Shared hosted is a good starting point for many website owners, but it might not meet your needs for long. I found this to be the case as my sites became more popular. Pretty soon, I was using more resources than my host would allow, even though they had advertises the shared hosting plans as having “unlimited” bandwidth and space. Truthfully, no host can offer unlimited anything, and once my old host thought that I was using too many resources, I began to rack up the fines. This lasted for a short while as I scrambled to delete files, reduce bandwidth and clear out my databases. However, I just couldn’t do enough, and my host eventually terminated our contract.
You can imagine how I felt when I suddenly had no host, especially because I made a living from my websites. I was scrambling to find one that would meet my needs, but the shared plans that seemed like they might work were almost as expensive as a VPS. I hadn’t been previously been familiar with VPS hosting, so I decided to educate myself. I quickly found out that hosts such as GreenGeeks offer virtual private server, or VPS, solutions to customers like myself.
While I wasn’t ready to move to an un-managed dedicated server, VPS plans meant I could use more space, bandwidth and even processor power for a reasonable price. My websites didn’t suffer when sites belonging to other customers saw a spike in traffic. Neither did the same situation in reverse result in exorbitant fees because my host hadn’t anticipated that my website would outgrow shared hosting.

### PROBLEM REQUIREMENTS
Copy the text about moving from shared hosting to a VPS word for word, from "Shared hosted is" to "terminated our contract.".

### ENTRIES SUPPLIED
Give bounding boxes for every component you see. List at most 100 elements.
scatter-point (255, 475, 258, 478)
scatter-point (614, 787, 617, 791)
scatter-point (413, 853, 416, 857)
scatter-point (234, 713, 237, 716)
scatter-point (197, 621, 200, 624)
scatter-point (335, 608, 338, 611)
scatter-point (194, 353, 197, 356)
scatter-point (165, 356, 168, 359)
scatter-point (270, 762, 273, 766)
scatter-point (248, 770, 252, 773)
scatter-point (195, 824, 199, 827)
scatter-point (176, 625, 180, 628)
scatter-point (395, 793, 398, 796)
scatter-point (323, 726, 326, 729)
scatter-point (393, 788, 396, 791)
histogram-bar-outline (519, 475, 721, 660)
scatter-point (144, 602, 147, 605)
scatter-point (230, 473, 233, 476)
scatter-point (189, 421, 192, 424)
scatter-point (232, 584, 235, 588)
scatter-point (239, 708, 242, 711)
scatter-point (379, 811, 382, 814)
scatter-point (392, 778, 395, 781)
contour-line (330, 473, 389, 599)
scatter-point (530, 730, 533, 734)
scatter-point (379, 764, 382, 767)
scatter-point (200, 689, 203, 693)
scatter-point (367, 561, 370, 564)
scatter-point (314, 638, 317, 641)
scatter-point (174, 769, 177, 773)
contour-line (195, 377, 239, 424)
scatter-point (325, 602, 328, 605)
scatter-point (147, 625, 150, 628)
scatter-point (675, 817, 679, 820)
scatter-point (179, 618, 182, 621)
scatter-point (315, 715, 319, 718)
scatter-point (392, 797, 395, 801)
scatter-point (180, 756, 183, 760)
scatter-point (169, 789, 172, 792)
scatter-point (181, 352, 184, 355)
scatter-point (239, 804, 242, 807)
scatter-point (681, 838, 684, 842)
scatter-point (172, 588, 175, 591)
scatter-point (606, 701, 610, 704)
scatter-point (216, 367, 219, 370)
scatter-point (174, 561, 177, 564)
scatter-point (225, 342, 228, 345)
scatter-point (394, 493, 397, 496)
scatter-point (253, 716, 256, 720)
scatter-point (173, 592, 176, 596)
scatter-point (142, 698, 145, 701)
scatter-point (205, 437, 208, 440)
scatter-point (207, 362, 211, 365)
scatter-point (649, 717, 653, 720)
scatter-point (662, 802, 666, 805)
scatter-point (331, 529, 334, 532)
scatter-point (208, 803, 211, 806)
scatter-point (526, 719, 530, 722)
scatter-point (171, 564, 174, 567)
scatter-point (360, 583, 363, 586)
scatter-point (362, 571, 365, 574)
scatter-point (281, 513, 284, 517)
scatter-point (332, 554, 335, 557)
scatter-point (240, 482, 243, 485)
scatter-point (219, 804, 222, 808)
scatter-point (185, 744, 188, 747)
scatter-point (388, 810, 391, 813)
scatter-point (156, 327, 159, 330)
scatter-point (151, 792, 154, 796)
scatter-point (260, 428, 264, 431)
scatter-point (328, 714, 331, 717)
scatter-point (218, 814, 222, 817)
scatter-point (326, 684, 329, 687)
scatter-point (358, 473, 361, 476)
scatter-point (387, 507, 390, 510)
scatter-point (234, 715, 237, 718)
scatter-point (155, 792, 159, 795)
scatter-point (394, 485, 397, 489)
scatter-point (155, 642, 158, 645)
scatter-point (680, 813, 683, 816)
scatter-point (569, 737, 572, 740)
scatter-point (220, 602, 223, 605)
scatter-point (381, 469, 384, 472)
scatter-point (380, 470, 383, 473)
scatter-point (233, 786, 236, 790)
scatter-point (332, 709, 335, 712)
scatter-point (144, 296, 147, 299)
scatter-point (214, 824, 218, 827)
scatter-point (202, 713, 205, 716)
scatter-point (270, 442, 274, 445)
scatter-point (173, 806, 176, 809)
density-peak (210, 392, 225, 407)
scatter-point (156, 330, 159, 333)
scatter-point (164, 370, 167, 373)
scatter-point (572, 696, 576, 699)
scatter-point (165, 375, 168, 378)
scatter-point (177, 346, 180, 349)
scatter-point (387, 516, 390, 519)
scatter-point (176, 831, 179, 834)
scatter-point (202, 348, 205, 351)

### SOLUTION TO THIS TASK
Shared hosted is a good starting point for many website owners, but it might not meet your needs for long. I found this to be the case as my sites became more popular. Pretty soon, I was using more resources than my host would allow, even though they had advertises the shared hosting plans as having “unlimited” bandwidth and space. Truthfully, no host can offer unlimited anything, and once my old host thought that I was using too many resources, I began to rack up the fines. This lasted for a short while as I scrambled to delete files, reduce bandwidth and clear out my databases. However, I just couldn’t do enough, and my host eventually terminated our contract.